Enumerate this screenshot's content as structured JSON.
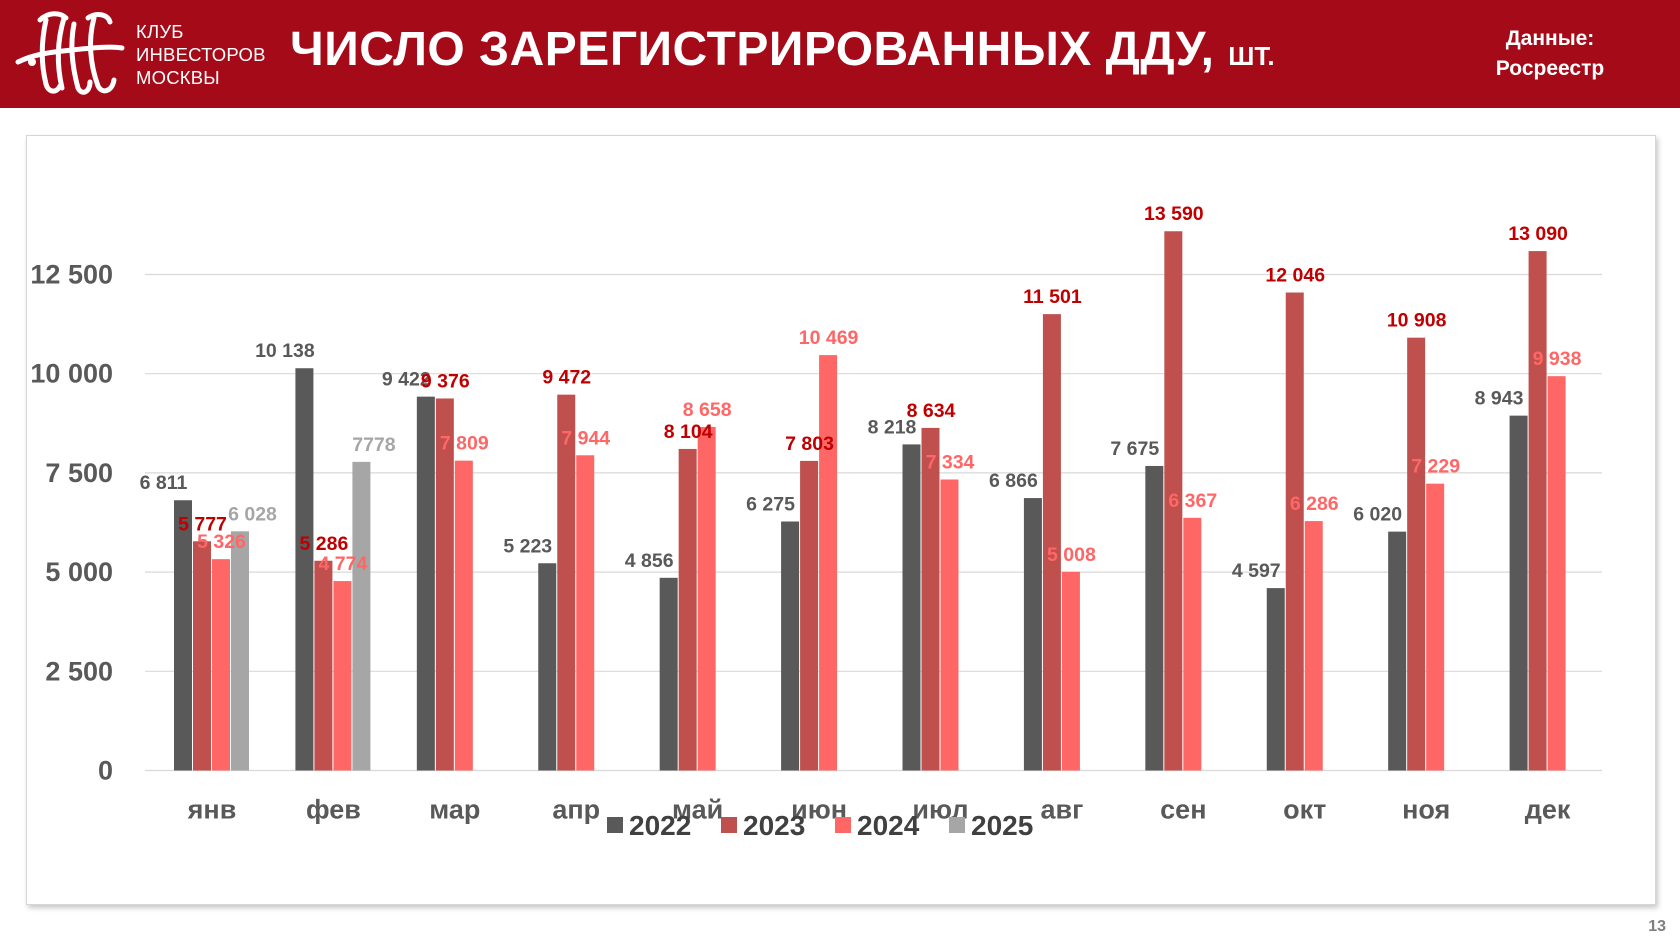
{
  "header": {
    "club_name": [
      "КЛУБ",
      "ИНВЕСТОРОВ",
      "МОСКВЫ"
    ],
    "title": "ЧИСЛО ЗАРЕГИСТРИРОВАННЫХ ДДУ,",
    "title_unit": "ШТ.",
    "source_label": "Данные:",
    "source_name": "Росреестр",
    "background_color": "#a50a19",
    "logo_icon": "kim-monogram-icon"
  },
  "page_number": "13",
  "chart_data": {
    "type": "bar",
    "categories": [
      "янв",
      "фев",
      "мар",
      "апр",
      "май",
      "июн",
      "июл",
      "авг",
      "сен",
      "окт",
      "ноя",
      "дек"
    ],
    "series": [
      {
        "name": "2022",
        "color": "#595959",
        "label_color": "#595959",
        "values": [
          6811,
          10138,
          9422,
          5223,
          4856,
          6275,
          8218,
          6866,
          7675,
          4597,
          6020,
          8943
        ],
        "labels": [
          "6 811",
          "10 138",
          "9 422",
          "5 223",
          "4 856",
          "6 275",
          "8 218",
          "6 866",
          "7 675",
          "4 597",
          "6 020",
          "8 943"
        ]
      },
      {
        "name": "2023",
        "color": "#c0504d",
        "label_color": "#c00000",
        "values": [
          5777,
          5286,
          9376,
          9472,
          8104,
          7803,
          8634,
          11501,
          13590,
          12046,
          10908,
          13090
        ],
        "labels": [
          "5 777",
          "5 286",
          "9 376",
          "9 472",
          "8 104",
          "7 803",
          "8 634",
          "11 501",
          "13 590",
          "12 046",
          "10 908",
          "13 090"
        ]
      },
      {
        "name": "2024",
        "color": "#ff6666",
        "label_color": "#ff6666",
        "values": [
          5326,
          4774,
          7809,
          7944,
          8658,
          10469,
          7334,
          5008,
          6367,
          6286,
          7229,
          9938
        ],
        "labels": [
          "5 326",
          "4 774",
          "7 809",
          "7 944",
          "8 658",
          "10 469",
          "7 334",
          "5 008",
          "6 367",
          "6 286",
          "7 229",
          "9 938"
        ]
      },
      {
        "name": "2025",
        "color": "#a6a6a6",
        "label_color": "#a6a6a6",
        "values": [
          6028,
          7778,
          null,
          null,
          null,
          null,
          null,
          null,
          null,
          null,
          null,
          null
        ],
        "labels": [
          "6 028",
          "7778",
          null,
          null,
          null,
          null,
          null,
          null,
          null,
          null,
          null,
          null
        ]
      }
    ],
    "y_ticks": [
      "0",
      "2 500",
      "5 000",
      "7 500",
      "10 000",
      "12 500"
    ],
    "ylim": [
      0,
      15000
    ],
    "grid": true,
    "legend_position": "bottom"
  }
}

=-=-=-=-=

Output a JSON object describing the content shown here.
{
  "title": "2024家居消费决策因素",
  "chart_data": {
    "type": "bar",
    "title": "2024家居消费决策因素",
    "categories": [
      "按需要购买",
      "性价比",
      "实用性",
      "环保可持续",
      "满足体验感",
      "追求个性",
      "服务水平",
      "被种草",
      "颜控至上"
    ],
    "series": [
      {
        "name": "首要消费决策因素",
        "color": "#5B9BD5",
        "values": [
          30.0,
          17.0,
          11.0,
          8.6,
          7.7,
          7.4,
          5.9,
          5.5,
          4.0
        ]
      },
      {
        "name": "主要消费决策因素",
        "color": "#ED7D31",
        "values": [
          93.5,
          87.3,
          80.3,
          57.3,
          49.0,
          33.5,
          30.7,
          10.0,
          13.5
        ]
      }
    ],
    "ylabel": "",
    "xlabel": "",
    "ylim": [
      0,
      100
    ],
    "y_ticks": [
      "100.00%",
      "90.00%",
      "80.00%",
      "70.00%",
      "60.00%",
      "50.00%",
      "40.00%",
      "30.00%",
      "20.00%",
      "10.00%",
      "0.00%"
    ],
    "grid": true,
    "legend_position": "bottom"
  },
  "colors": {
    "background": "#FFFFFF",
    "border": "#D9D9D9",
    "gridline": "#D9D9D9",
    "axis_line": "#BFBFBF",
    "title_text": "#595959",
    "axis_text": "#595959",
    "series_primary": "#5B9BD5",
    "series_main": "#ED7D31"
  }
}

=-=-=-=-=

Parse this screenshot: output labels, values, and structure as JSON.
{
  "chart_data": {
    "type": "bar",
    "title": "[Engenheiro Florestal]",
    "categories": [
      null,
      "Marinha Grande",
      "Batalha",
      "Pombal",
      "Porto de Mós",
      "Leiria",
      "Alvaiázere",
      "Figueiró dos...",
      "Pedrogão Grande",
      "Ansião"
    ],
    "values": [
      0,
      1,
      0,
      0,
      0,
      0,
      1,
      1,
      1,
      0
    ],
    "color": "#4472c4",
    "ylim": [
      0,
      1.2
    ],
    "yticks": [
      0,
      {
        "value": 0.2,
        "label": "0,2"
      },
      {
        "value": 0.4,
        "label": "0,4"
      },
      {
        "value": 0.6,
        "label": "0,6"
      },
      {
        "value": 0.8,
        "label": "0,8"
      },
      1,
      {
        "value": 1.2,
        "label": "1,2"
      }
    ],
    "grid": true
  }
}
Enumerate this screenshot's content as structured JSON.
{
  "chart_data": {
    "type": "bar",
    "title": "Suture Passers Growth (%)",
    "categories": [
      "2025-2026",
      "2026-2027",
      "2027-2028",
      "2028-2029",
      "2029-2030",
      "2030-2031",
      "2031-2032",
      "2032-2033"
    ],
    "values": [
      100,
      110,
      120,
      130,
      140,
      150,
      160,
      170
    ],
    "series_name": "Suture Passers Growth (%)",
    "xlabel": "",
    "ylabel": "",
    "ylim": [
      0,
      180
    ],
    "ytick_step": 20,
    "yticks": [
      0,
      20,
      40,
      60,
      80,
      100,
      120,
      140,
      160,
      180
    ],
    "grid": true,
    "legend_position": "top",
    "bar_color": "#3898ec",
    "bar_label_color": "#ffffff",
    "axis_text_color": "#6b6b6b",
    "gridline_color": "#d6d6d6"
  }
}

=-=-=-=-=

Stated problem: Scan the lines above for "Growth", then copy every one that has it.

Right answer:
    "title": "Suture Passers Growth (%)",
    "series_name": "Suture Passers Growth (%)",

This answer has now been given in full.